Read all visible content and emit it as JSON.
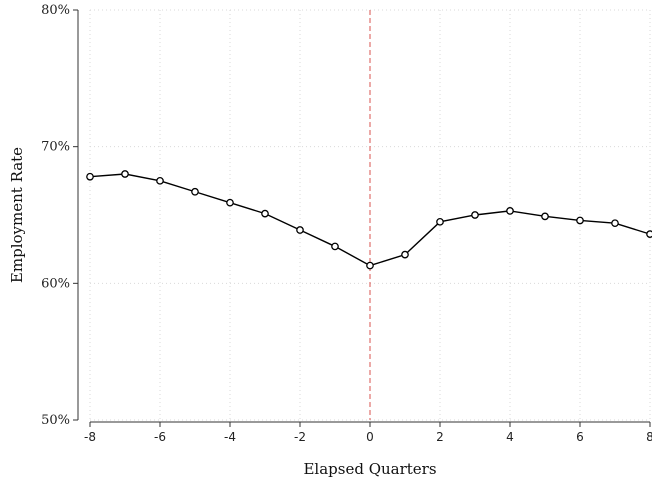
{
  "chart_data": {
    "type": "line",
    "xlabel": "Elapsed Quarters",
    "ylabel": "Employment Rate",
    "xlim": [
      -8,
      8
    ],
    "ylim": [
      50,
      80
    ],
    "x_ticks": [
      -8,
      -6,
      -4,
      -2,
      0,
      2,
      4,
      6,
      8
    ],
    "x_tick_labels": [
      "-8",
      "-6",
      "-4",
      "-2",
      "0",
      "2",
      "4",
      "6",
      "8"
    ],
    "y_ticks": [
      50,
      60,
      70,
      80
    ],
    "y_tick_labels": [
      "50%",
      "60%",
      "70%",
      "80%"
    ],
    "grid": true,
    "reference_line_x": 0,
    "reference_line_color": "#d9534f",
    "series": [
      {
        "x": [
          -8,
          -7,
          -6,
          -5,
          -4,
          -3,
          -2,
          -1,
          0,
          1,
          2,
          3,
          4,
          5,
          6,
          7,
          8
        ],
        "values": [
          67.8,
          68.0,
          67.5,
          66.7,
          65.9,
          65.1,
          63.9,
          62.7,
          61.3,
          62.1,
          64.5,
          65.0,
          65.3,
          64.9,
          64.6,
          64.4,
          63.6
        ],
        "color": "#000000",
        "marker": "hollow-circle"
      }
    ]
  }
}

= = =

What is expected: Output all of the data exactly as it stands, minus any images.

Response to this exercise:
Read all visible content and emit it as JSON.
{
  "chart_data": {
    "type": "line",
    "xlabel": "Elapsed Quarters",
    "ylabel": "Employment Rate",
    "xlim": [
      -8,
      8
    ],
    "ylim": [
      50,
      80
    ],
    "x_ticks": [
      -8,
      -6,
      -4,
      -2,
      0,
      2,
      4,
      6,
      8
    ],
    "x_tick_labels": [
      "-8",
      "-6",
      "-4",
      "-2",
      "0",
      "2",
      "4",
      "6",
      "8"
    ],
    "y_ticks": [
      50,
      60,
      70,
      80
    ],
    "y_tick_labels": [
      "50%",
      "60%",
      "70%",
      "80%"
    ],
    "grid": true,
    "reference_line_x": 0,
    "reference_line_color": "#d9534f",
    "series": [
      {
        "x": [
          -8,
          -7,
          -6,
          -5,
          -4,
          -3,
          -2,
          -1,
          0,
          1,
          2,
          3,
          4,
          5,
          6,
          7,
          8
        ],
        "values": [
          67.8,
          68.0,
          67.5,
          66.7,
          65.9,
          65.1,
          63.9,
          62.7,
          61.3,
          62.1,
          64.5,
          65.0,
          65.3,
          64.9,
          64.6,
          64.4,
          63.6
        ],
        "color": "#000000",
        "marker": "hollow-circle"
      }
    ]
  }
}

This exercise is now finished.